* [Your task] Retype the data from its start up to and including the line with "issue-meta: No. 741", keeping every character unchanged.

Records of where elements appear
▶

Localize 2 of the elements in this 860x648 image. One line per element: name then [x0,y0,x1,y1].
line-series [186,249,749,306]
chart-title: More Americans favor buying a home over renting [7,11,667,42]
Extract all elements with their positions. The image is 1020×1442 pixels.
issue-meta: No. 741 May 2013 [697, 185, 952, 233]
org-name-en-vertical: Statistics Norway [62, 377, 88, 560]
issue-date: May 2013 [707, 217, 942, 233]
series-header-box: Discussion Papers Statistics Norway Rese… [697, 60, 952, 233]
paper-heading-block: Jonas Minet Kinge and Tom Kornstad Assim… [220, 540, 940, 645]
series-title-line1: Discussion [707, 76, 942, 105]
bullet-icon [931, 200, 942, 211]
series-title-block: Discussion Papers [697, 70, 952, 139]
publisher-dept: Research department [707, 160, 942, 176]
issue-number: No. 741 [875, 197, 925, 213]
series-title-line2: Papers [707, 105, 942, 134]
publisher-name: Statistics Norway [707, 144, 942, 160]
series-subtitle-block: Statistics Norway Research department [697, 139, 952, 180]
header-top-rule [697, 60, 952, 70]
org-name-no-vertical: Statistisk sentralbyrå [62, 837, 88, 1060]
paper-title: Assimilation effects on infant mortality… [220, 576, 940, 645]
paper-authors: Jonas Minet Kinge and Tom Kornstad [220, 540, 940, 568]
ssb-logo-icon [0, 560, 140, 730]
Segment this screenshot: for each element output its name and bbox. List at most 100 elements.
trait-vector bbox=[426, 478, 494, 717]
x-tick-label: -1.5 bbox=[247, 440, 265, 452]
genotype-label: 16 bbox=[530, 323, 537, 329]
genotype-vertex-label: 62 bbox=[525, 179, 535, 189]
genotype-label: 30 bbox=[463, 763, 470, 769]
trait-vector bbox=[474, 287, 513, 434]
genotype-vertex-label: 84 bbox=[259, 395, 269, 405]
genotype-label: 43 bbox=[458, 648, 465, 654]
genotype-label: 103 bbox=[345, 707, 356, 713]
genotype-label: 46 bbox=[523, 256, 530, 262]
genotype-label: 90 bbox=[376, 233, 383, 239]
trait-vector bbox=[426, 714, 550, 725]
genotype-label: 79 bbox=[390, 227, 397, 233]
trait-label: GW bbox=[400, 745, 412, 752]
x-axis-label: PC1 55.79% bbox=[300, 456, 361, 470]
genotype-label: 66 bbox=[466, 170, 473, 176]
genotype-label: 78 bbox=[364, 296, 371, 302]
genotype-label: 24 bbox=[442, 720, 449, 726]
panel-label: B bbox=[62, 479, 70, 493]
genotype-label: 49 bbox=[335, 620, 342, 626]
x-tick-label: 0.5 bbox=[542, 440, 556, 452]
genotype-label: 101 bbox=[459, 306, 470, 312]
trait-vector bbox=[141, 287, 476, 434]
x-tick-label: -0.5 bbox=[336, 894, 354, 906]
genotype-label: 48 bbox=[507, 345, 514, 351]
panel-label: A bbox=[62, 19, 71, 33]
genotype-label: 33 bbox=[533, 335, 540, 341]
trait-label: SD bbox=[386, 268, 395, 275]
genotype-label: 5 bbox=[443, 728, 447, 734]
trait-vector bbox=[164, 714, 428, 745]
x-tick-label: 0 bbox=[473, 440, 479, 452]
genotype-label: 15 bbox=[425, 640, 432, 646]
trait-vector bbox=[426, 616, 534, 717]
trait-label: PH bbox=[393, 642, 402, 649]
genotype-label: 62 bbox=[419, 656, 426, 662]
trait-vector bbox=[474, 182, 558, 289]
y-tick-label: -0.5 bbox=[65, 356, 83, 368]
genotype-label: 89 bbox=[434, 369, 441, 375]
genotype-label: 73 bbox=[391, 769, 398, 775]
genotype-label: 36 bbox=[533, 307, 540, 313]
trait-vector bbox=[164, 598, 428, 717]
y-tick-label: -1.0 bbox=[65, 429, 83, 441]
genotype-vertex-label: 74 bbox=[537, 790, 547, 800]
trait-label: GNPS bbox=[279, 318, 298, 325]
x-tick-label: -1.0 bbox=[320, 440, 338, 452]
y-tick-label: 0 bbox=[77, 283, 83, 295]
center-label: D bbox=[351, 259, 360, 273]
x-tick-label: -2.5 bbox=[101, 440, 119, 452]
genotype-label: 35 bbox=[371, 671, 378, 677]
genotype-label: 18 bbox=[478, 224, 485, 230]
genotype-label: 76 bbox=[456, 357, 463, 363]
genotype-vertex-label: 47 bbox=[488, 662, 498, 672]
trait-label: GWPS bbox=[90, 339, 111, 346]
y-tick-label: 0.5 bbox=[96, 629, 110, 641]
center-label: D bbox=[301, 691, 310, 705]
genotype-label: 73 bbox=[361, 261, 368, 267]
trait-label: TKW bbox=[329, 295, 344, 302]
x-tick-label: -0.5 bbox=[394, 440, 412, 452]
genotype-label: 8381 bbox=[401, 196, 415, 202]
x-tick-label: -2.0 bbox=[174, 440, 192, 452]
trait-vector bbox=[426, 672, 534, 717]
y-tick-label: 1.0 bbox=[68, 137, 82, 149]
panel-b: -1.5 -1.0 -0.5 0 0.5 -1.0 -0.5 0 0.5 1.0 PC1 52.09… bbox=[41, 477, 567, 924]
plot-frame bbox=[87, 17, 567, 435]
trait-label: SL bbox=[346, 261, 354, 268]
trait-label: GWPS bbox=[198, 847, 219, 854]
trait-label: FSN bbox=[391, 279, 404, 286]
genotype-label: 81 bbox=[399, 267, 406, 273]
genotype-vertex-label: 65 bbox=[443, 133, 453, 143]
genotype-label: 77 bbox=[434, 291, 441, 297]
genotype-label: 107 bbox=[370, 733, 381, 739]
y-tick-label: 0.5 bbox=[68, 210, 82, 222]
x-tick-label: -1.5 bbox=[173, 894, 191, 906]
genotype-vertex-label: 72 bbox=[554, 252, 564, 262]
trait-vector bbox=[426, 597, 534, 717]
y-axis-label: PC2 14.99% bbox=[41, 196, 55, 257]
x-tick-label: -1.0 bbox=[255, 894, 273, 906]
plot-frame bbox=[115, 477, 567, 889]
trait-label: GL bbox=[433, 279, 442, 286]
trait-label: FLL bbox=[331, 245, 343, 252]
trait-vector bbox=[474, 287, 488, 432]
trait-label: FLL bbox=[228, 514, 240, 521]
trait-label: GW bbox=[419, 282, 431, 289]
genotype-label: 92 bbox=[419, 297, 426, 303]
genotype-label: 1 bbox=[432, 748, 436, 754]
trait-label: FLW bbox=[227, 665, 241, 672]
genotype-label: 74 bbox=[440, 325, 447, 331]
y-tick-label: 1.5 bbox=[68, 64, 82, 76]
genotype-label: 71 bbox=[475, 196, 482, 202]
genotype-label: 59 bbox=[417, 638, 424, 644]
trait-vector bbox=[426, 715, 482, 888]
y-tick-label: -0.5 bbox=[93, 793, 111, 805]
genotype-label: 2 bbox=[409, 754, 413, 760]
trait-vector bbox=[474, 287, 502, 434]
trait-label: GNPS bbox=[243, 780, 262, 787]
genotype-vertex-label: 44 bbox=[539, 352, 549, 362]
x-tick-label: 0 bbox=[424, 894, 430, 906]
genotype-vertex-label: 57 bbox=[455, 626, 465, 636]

◀

* [Answer to the task]
Localize 2 of the elements in this 860x648 image. One line per element: name then [x0,y0,x1,y1].
line-series [186,249,749,306]
chart-title: More Americans favor buying a home over renting [7,11,667,42]
Extract all elements with their positions. The image is 1020×1442 pixels.
issue-meta: No. 741 May 2013 [697, 185, 952, 233]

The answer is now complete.